BEGIN Record set

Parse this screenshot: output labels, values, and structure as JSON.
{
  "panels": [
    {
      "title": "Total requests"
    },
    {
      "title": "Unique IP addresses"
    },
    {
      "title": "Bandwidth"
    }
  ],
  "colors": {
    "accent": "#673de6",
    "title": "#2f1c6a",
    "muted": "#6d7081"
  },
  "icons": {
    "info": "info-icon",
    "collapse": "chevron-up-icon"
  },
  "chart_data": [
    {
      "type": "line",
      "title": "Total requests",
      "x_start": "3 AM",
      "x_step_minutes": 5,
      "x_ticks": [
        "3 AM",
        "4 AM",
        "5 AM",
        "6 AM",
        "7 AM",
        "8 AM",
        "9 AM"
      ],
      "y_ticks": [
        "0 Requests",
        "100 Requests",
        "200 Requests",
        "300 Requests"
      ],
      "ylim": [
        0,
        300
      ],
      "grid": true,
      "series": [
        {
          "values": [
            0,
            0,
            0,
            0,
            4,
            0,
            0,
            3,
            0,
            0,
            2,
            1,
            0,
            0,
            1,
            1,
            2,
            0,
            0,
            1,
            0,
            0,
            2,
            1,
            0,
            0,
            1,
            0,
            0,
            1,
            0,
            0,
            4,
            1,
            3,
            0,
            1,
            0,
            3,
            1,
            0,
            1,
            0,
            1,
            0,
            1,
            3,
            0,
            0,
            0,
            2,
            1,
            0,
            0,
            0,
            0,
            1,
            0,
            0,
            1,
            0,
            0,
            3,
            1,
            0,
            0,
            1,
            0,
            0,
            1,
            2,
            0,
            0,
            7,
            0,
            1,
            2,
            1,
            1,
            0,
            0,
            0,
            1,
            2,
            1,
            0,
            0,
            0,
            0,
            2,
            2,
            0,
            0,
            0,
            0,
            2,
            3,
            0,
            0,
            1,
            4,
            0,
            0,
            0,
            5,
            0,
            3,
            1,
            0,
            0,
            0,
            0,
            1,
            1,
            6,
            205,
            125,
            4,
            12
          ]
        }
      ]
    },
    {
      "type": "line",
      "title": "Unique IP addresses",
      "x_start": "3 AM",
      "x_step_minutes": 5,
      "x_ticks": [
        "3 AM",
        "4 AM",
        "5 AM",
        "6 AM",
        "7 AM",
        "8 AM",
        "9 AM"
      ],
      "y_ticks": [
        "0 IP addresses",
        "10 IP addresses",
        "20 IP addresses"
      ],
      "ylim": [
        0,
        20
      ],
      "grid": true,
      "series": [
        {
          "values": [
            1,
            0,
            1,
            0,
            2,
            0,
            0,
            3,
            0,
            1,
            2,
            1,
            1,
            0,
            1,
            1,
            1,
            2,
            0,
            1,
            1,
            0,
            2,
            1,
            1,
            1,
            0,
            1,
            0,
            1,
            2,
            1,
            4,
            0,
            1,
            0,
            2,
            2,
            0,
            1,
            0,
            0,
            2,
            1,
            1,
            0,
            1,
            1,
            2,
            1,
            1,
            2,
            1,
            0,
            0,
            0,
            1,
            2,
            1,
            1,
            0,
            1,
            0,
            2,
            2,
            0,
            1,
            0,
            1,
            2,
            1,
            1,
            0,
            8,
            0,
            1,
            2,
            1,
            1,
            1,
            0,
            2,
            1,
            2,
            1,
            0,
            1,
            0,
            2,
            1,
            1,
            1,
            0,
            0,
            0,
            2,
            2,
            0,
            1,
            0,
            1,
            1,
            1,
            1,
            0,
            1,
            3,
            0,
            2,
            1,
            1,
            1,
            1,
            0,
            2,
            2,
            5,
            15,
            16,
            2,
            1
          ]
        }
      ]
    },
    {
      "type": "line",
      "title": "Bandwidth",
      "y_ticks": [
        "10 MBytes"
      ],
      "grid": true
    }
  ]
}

END Record set

- [Exercise aim]
Pick out each line containing "Total" and report it.

- [Written answer]
      "title": "Total requests"
      "title": "Total requests",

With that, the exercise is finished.